OBJECTIVE =
Go through the data below. List every line that holds the word "ნინო".

## Begin DATA SUPPLIED

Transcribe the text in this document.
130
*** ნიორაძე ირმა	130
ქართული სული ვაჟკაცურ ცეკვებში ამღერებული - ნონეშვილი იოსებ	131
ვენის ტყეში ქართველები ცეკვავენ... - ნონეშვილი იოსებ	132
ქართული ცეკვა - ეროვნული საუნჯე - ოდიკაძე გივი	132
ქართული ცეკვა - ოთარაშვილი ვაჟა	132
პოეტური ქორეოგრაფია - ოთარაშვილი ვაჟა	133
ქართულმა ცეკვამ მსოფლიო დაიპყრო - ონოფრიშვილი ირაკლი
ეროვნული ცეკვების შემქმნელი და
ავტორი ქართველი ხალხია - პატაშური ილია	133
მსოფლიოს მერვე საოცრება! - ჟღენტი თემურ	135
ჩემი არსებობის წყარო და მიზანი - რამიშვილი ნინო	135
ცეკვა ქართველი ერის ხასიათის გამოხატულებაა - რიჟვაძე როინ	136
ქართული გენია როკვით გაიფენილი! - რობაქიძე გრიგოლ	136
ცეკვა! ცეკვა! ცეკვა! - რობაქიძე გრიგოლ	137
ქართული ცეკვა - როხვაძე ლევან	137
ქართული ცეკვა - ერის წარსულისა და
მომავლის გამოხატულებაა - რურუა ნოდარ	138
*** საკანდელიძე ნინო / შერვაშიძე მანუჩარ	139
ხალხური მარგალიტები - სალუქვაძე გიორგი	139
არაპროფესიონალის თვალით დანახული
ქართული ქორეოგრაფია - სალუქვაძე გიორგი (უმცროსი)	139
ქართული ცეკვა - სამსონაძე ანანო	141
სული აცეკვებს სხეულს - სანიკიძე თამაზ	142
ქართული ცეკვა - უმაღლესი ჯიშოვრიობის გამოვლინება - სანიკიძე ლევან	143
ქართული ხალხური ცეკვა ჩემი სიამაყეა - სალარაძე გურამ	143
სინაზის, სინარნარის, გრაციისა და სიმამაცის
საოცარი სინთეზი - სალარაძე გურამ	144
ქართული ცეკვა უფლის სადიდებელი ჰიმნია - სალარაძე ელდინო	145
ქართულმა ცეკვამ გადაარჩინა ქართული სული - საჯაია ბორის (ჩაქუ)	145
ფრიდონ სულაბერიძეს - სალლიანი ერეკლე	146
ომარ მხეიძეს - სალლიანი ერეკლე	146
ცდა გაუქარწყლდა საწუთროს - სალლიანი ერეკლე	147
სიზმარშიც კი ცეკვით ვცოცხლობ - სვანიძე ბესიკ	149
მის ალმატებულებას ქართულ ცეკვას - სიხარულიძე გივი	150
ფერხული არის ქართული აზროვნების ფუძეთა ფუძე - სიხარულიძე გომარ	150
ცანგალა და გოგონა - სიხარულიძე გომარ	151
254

## End DATA SUPPLIED

RESPONSE =
ჩემი არსებობის წყარო და მიზანი - რამიშვილი ნინო	135
*** საკანდელიძე ნინო / შერვაშიძე მანუჩარ	139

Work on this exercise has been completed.